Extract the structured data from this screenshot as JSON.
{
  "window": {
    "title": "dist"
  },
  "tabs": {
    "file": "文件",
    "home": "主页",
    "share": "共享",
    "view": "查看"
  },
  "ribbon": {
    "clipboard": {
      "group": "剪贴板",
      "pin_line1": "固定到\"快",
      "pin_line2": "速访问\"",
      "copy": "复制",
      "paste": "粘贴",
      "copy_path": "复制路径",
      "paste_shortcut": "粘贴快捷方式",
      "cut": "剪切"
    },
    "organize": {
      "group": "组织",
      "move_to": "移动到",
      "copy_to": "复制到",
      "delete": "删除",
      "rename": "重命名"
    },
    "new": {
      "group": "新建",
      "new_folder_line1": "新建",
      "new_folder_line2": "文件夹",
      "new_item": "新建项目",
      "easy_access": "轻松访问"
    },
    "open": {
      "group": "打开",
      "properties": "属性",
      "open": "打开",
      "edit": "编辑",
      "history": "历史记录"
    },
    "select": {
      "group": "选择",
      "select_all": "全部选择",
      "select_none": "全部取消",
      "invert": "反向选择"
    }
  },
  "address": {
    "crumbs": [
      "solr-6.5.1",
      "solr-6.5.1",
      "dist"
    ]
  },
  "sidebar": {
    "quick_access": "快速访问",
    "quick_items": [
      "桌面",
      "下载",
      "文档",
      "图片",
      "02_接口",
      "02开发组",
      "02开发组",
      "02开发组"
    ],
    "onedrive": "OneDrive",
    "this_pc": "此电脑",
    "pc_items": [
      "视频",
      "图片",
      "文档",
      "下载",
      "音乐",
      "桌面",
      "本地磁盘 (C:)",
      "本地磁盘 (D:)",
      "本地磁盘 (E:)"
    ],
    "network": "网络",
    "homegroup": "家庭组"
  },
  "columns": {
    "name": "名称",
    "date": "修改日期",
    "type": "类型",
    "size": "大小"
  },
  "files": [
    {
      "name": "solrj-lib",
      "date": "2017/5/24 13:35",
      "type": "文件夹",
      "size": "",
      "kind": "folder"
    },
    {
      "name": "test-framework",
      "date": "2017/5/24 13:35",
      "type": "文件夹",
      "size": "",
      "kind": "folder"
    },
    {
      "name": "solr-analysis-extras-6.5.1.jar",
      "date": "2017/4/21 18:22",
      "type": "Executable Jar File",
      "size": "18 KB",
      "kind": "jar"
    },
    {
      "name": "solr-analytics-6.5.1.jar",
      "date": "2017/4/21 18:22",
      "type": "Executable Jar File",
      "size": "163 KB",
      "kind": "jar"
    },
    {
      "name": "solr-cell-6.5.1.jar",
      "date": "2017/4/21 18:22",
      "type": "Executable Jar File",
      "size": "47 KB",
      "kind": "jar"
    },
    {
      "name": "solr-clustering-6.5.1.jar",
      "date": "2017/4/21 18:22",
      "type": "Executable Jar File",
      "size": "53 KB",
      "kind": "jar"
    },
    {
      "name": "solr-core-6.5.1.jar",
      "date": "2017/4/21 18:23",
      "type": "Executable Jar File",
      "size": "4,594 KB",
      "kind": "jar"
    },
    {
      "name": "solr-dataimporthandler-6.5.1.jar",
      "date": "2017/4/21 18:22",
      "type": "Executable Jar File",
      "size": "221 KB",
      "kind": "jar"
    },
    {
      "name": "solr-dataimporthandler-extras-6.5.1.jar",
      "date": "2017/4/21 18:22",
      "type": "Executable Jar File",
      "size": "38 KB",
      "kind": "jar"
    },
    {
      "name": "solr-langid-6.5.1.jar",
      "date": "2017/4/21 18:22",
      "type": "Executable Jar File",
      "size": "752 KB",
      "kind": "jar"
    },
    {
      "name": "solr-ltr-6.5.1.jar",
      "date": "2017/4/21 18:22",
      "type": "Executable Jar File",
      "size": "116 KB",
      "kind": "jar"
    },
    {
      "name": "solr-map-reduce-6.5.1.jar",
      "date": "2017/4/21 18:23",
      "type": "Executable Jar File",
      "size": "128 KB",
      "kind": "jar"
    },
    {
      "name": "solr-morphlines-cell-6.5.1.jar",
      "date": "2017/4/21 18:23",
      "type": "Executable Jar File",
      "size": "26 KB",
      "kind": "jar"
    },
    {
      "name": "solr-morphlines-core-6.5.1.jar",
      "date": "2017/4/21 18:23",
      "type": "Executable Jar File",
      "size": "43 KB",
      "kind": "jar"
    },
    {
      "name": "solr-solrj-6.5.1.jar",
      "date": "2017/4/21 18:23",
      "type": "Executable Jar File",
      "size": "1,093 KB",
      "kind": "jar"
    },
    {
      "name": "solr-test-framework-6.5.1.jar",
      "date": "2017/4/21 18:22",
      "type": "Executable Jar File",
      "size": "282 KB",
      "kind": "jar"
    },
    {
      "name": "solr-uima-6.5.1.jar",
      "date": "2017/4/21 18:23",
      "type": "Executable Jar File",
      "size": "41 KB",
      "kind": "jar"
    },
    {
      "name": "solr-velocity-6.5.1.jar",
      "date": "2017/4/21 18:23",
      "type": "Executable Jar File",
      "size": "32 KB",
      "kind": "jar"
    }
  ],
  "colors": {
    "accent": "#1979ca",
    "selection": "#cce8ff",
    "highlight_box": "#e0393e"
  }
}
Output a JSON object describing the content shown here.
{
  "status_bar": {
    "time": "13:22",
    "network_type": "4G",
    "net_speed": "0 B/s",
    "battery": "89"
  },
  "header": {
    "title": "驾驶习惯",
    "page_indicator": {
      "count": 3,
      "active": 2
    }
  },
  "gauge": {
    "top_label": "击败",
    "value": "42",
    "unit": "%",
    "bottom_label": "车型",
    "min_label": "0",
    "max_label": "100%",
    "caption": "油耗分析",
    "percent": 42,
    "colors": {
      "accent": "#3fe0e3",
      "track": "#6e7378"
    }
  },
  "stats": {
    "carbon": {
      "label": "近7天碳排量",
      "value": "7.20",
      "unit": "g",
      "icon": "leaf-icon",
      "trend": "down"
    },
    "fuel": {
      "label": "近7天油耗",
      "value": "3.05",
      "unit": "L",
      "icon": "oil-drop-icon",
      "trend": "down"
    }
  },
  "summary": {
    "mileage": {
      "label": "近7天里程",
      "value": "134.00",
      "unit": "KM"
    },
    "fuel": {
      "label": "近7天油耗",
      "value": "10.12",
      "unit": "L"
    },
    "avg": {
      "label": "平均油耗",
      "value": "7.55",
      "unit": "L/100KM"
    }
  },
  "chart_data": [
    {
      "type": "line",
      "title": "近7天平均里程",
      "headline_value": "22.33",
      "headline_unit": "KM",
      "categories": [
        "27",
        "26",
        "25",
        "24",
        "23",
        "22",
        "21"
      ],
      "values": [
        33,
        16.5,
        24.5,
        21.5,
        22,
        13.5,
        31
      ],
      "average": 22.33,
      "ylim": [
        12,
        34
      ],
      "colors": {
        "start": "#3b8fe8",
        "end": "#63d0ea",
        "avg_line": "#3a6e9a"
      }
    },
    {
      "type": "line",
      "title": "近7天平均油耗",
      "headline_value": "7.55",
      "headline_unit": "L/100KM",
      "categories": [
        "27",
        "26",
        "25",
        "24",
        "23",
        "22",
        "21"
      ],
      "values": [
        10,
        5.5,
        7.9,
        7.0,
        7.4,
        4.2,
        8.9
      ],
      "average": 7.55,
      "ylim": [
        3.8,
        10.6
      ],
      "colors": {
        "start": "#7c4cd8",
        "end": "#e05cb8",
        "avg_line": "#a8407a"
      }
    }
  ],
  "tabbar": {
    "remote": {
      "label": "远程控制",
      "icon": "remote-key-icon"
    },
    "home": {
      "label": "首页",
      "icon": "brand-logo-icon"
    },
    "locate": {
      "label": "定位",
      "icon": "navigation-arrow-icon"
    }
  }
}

★ ★ ★ ★

Please reproduce every line of the material word for word.

» THE OUTPUT:
Extract the structured data from this screenshot as JSON.
{
  "window": {
    "title": "dist"
  },
  "tabs": {
    "file": "文件",
    "home": "主页",
    "share": "共享",
    "view": "查看"
  },
  "ribbon": {
    "clipboard": {
      "group": "剪贴板",
      "pin_line1": "固定到\"快",
      "pin_line2": "速访问\"",
      "copy": "复制",
      "paste": "粘贴",
      "copy_path": "复制路径",
      "paste_shortcut": "粘贴快捷方式",
      "cut": "剪切"
    },
    "organize": {
      "group": "组织",
      "move_to": "移动到",
      "copy_to": "复制到",
      "delete": "删除",
      "rename": "重命名"
    },
    "new": {
      "group": "新建",
      "new_folder_line1": "新建",
      "new_folder_line2": "文件夹",
      "new_item": "新建项目",
      "easy_access": "轻松访问"
    },
    "open": {
      "group": "打开",
      "properties": "属性",
      "open": "打开",
      "edit": "编辑",
      "history": "历史记录"
    },
    "select": {
      "group": "选择",
      "select_all": "全部选择",
      "select_none": "全部取消",
      "invert": "反向选择"
    }
  },
  "address": {
    "crumbs": [
      "solr-6.5.1",
      "solr-6.5.1",
      "dist"
    ]
  },
  "sidebar": {
    "quick_access": "快速访问",
    "quick_items": [
      "桌面",
      "下载",
      "文档",
      "图片",
      "02_接口",
      "02开发组",
      "02开发组",
      "02开发组"
    ],
    "onedrive": "OneDrive",
    "this_pc": "此电脑",
    "pc_items": [
      "视频",
      "图片",
      "文档",
      "下载",
      "音乐",
      "桌面",
      "本地磁盘 (C:)",
      "本地磁盘 (D:)",
      "本地磁盘 (E:)"
    ],
    "network": "网络",
    "homegroup": "家庭组"
  },
  "columns": {
    "name": "名称",
    "date": "修改日期",
    "type": "类型",
    "size": "大小"
  },
  "files": [
    {
      "name": "solrj-lib",
      "date": "2017/5/24 13:35",
      "type": "文件夹",
      "size": "",
      "kind": "folder"
    },
    {
      "name": "test-framework",
      "date": "2017/5/24 13:35",
      "type": "文件夹",
      "size": "",
      "kind": "folder"
    },
    {
      "name": "solr-analysis-extras-6.5.1.jar",
      "date": "2017/4/21 18:22",
      "type": "Executable Jar File",
      "size": "18 KB",
      "kind": "jar"
    },
    {
      "name": "solr-analytics-6.5.1.jar",
      "date": "2017/4/21 18:22",
      "type": "Executable Jar File",
      "size": "163 KB",
      "kind": "jar"
    },
    {
      "name": "solr-cell-6.5.1.jar",
      "date": "2017/4/21 18:22",
      "type": "Executable Jar File",
      "size": "47 KB",
      "kind": "jar"
    },
    {
      "name": "solr-clustering-6.5.1.jar",
      "date": "2017/4/21 18:22",
      "type": "Executable Jar File",
      "size": "53 KB",
      "kind": "jar"
    },
    {
      "name": "solr-core-6.5.1.jar",
      "date": "2017/4/21 18:23",
      "type": "Executable Jar File",
      "size": "4,594 KB",
      "kind": "jar"
    },
    {
      "name": "solr-dataimporthandler-6.5.1.jar",
      "date": "2017/4/21 18:22",
      "type": "Executable Jar File",
      "size": "221 KB",
      "kind": "jar"
    },
    {
      "name": "solr-dataimporthandler-extras-6.5.1.jar",
      "date": "2017/4/21 18:22",
      "type": "Executable Jar File",
      "size": "38 KB",
      "kind": "jar"
    },
    {
      "name": "solr-langid-6.5.1.jar",
      "date": "2017/4/21 18:22",
      "type": "Executable Jar File",
      "size": "752 KB",
      "kind": "jar"
    },
    {
      "name": "solr-ltr-6.5.1.jar",
      "date": "2017/4/21 18:22",
      "type": "Executable Jar File",
      "size": "116 KB",
      "kind": "jar"
    },
    {
      "name": "solr-map-reduce-6.5.1.jar",
      "date": "2017/4/21 18:23",
      "type": "Executable Jar File",
      "size": "128 KB",
      "kind": "jar"
    },
    {
      "name": "solr-morphlines-cell-6.5.1.jar",
      "date": "2017/4/21 18:23",
      "type": "Executable Jar File",
      "size": "26 KB",
      "kind": "jar"
    },
    {
      "name": "solr-morphlines-core-6.5.1.jar",
      "date": "2017/4/21 18:23",
      "type": "Executable Jar File",
      "size": "43 KB",
      "kind": "jar"
    },
    {
      "name": "solr-solrj-6.5.1.jar",
      "date": "2017/4/21 18:23",
      "type": "Executable Jar File",
      "size": "1,093 KB",
      "kind": "jar"
    },
    {
      "name": "solr-test-framework-6.5.1.jar",
      "date": "2017/4/21 18:22",
      "type": "Executable Jar File",
      "size": "282 KB",
      "kind": "jar"
    },
    {
      "name": "solr-uima-6.5.1.jar",
      "date": "2017/4/21 18:23",
      "type": "Executable Jar File",
      "size": "41 KB",
      "kind": "jar"
    },
    {
      "name": "solr-velocity-6.5.1.jar",
      "date": "2017/4/21 18:23",
      "type": "Executable Jar File",
      "size": "32 KB",
      "kind": "jar"
    }
  ],
  "colors": {
    "accent": "#1979ca",
    "selection": "#cce8ff",
    "highlight_box": "#e0393e"
  }
}
Output a JSON object describing the content shown here.
{
  "status_bar": {
    "time": "13:22",
    "network_type": "4G",
    "net_speed": "0 B/s",
    "battery": "89"
  },
  "header": {
    "title": "驾驶习惯",
    "page_indicator": {
      "count": 3,
      "active": 2
    }
  },
  "gauge": {
    "top_label": "击败",
    "value": "42",
    "unit": "%",
    "bottom_label": "车型",
    "min_label": "0",
    "max_label": "100%",
    "caption": "油耗分析",
    "percent": 42,
    "colors": {
      "accent": "#3fe0e3",
      "track": "#6e7378"
    }
  },
  "stats": {
    "carbon": {
      "label": "近7天碳排量",
      "value": "7.20",
      "unit": "g",
      "icon": "leaf-icon",
      "trend": "down"
    },
    "fuel": {
      "label": "近7天油耗",
      "value": "3.05",
      "unit": "L",
      "icon": "oil-drop-icon",
      "trend": "down"
    }
  },
  "summary": {
    "mileage": {
      "label": "近7天里程",
      "value": "134.00",
      "unit": "KM"
    },
    "fuel": {
      "label": "近7天油耗",
      "value": "10.12",
      "unit": "L"
    },
    "avg": {
      "label": "平均油耗",
      "value": "7.55",
      "unit": "L/100KM"
    }
  },
  "chart_data": [
    {
      "type": "line",
      "title": "近7天平均里程",
      "headline_value": "22.33",
      "headline_unit": "KM",
      "categories": [
        "27",
        "26",
        "25",
        "24",
        "23",
        "22",
        "21"
      ],
      "values": [
        33,
        16.5,
        24.5,
        21.5,
        22,
        13.5,
        31
      ],
      "average": 22.33,
      "ylim": [
        12,
        34
      ],
      "colors": {
        "start": "#3b8fe8",
        "end": "#63d0ea",
        "avg_line": "#3a6e9a"
      }
    },
    {
      "type": "line",
      "title": "近7天平均油耗",
      "headline_value": "7.55",
      "headline_unit": "L/100KM",
      "categories": [
        "27",
        "26",
        "25",
        "24",
        "23",
        "22",
        "21"
      ],
      "values": [
        10,
        5.5,
        7.9,
        7.0,
        7.4,
        4.2,
        8.9
      ],
      "average": 7.55,
      "ylim": [
        3.8,
        10.6
      ],
      "colors": {
        "start": "#7c4cd8",
        "end": "#e05cb8",
        "avg_line": "#a8407a"
      }
    }
  ],
  "tabbar": {
    "remote": {
      "label": "远程控制",
      "icon": "remote-key-icon"
    },
    "home": {
      "label": "首页",
      "icon": "brand-logo-icon"
    },
    "locate": {
      "label": "定位",
      "icon": "navigation-arrow-icon"
    }
  }
}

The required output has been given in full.